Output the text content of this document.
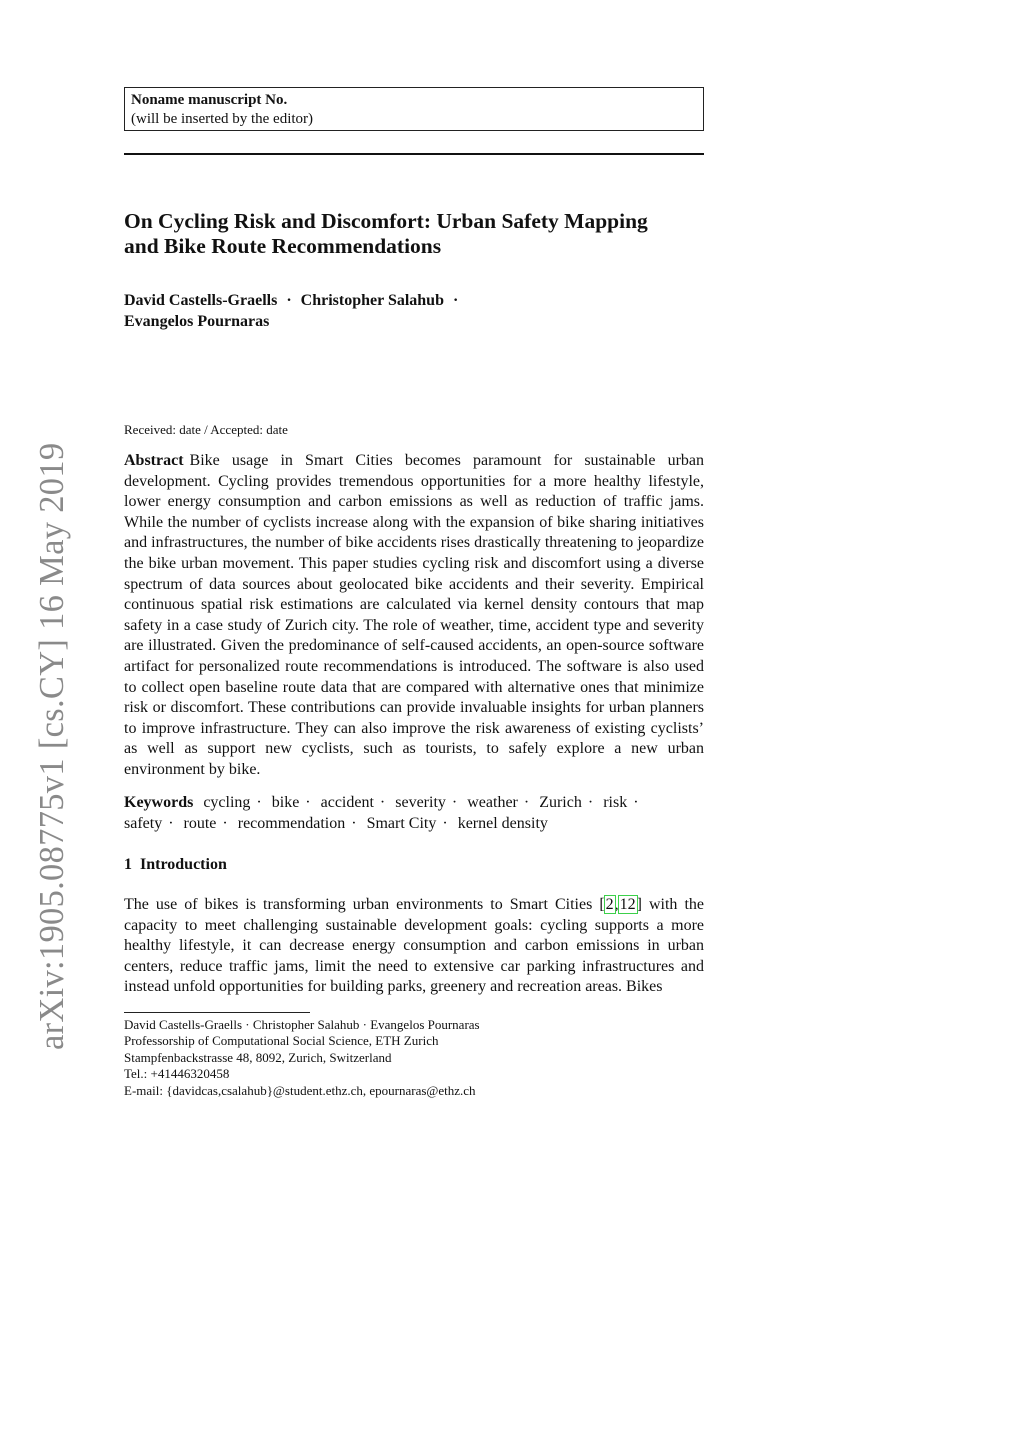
arXiv:1905.08775v1 [cs.CY] 16 May 2019
Noname manuscript No.
(will be inserted by the editor)
On Cycling Risk and Discomfort: Urban Safety Mapping
and Bike Route Recommendations
David Castells-Graells · Christopher Salahub ·
Evangelos Pournaras
Received: date / Accepted: date
Abstract Bike usage in Smart Cities becomes paramount for sustainable urban development. Cycling provides tremendous opportunities for a more healthy lifestyle, lower energy consumption and carbon emissions as well as reduction of traffic jams. While the number of cyclists increase along with the expansion of bike sharing initiatives and infrastructures, the number of bike accidents rises drastically threatening to jeopardize the bike urban movement. This paper studies cycling risk and discomfort using a diverse spectrum of data sources about geolocated bike accidents and their severity. Empirical continuous spatial risk estimations are calculated via kernel density contours that map safety in a case study of Zurich city. The role of weather, time, accident type and severity are illustrated. Given the predominance of self-caused accidents, an open-source software artifact for personalized route recommendations is introduced. The software is also used to collect open baseline route data that are compared with alternative ones that minimize risk or discomfort. These contributions can provide invaluable insights for urban planners to improve infrastructure. They can also improve the risk awareness of existing cyclists’ as well as support new cyclists, such as tourists, to safely explore a new urban environment by bike.
Keywords cycling · bike · accident · severity · weather · Zurich · risk · safety · route · recommendation · Smart City · kernel density
1 Introduction
The use of bikes is transforming urban environments to Smart Cities [2,12] with the capacity to meet challenging sustainable development goals: cycling supports a more healthy lifestyle, it can decrease energy consumption and carbon emissions in urban centers, reduce traffic jams, limit the need to extensive car parking infrastructures and instead unfold opportunities for building parks, greenery and recreation areas. Bikes
David Castells-Graells · Christopher Salahub · Evangelos Pournaras
Professorship of Computational Social Science, ETH Zurich
Stampfenbackstrasse 48, 8092, Zurich, Switzerland
Tel.: +41446320458
E-mail: {davidcas,csalahub}@student.ethz.ch, epournaras@ethz.ch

* * * * * * * * *

Look through the entries and return every line where "Graells" appears.

Answer in full:
David Castells-Graells · Christopher Salahub ·
David Castells-Graells · Christopher Salahub · Evangelos Pournaras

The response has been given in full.